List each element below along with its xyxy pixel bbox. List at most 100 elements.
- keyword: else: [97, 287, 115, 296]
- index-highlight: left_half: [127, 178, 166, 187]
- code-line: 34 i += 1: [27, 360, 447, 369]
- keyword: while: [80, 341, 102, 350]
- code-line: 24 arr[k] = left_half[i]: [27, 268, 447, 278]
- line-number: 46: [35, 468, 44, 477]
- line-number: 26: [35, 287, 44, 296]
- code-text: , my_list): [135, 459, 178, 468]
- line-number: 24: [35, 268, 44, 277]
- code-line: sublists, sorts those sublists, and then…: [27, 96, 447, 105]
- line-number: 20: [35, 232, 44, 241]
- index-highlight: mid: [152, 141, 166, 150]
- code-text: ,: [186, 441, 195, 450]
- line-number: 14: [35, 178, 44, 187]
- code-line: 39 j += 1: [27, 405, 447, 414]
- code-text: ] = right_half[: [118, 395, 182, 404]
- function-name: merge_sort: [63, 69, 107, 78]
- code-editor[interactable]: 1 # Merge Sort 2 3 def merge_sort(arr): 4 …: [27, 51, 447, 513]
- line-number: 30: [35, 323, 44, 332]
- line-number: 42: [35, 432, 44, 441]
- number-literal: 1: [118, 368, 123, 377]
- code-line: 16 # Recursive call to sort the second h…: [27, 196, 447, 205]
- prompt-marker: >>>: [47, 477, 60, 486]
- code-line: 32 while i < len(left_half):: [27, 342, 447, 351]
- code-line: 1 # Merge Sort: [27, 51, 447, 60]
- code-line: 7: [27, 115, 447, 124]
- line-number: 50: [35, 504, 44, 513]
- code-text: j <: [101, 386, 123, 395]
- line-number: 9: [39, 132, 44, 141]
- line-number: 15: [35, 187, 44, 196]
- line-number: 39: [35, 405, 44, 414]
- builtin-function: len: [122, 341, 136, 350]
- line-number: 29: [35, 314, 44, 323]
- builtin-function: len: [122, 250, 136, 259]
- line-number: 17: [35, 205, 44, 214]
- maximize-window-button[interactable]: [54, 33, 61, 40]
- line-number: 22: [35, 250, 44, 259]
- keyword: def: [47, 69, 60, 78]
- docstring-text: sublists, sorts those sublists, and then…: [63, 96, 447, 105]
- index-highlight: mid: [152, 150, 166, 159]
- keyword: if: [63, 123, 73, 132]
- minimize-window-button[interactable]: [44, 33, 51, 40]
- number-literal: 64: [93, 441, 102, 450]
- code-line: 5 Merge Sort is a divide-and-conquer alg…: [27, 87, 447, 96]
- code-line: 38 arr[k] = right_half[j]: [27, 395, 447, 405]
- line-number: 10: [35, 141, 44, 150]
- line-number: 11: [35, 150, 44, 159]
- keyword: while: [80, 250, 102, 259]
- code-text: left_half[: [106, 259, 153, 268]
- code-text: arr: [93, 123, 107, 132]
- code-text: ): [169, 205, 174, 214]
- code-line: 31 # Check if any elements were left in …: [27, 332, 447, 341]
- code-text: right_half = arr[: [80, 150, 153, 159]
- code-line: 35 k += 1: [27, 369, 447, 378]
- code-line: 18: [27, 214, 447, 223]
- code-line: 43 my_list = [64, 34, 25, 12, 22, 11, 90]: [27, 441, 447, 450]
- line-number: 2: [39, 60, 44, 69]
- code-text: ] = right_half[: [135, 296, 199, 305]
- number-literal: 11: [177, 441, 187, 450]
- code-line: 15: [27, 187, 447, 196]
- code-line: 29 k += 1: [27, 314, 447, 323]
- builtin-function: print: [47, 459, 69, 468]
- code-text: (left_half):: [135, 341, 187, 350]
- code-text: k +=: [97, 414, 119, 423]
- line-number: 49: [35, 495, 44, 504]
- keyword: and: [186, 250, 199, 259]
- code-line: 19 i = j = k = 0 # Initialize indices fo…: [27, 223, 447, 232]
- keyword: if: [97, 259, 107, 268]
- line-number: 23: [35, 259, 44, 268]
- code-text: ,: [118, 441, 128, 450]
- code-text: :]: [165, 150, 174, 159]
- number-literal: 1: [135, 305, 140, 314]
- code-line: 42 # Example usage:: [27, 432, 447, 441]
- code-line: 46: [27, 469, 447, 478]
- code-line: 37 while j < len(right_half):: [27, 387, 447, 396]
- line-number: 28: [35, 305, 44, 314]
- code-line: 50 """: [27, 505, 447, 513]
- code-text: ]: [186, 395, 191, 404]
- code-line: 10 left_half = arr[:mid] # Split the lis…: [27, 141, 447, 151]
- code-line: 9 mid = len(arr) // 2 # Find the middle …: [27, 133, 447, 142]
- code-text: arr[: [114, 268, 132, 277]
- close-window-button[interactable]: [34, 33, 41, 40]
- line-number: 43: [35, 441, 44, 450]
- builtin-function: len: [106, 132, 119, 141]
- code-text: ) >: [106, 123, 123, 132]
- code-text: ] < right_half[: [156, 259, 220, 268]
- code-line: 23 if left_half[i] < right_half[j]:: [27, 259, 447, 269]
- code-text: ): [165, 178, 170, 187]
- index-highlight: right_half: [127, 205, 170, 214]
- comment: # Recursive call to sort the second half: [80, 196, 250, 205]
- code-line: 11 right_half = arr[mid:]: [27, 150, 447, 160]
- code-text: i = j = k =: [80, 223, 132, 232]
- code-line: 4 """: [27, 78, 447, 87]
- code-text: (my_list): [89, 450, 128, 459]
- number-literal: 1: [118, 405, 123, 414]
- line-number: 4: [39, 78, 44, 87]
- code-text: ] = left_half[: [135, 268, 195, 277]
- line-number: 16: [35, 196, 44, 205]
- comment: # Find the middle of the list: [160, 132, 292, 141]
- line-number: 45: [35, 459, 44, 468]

# # #

▶ _STATED PROBLEM_:
Copy the data word for word, from the first line through the line that contains "- builtin-function: len: [122, 341, 136, 350]".

▶ _CORRECT RESULT_:
List each element below along with its xyxy pixel bbox. List at most 100 elements.
- keyword: else: [97, 287, 115, 296]
- index-highlight: left_half: [127, 178, 166, 187]
- code-line: 34 i += 1: [27, 360, 447, 369]
- keyword: while: [80, 341, 102, 350]
- code-line: 24 arr[k] = left_half[i]: [27, 268, 447, 278]
- line-number: 46: [35, 468, 44, 477]
- line-number: 26: [35, 287, 44, 296]
- code-text: , my_list): [135, 459, 178, 468]
- line-number: 24: [35, 268, 44, 277]
- code-line: sublists, sorts those sublists, and then…: [27, 96, 447, 105]
- line-number: 20: [35, 232, 44, 241]
- index-highlight: mid: [152, 141, 166, 150]
- code-text: ,: [186, 441, 195, 450]
- line-number: 14: [35, 178, 44, 187]
- code-line: 39 j += 1: [27, 405, 447, 414]
- code-text: ] = right_half[: [118, 395, 182, 404]
- function-name: merge_sort: [63, 69, 107, 78]
- code-editor[interactable]: 1 # Merge Sort 2 3 def merge_sort(arr): 4 …: [27, 51, 447, 513]
- line-number: 30: [35, 323, 44, 332]
- line-number: 42: [35, 432, 44, 441]
- number-literal: 1: [118, 368, 123, 377]
- code-line: 16 # Recursive call to sort the second h…: [27, 196, 447, 205]
- prompt-marker: >>>: [47, 477, 60, 486]
- code-line: 32 while i < len(left_half):: [27, 342, 447, 351]
- code-line: 1 # Merge Sort: [27, 51, 447, 60]
- code-line: 7: [27, 115, 447, 124]
- line-number: 50: [35, 504, 44, 513]
- code-text: j <: [101, 386, 123, 395]
- line-number: 9: [39, 132, 44, 141]
- line-number: 15: [35, 187, 44, 196]
- line-number: 39: [35, 405, 44, 414]
- builtin-function: len: [122, 341, 136, 350]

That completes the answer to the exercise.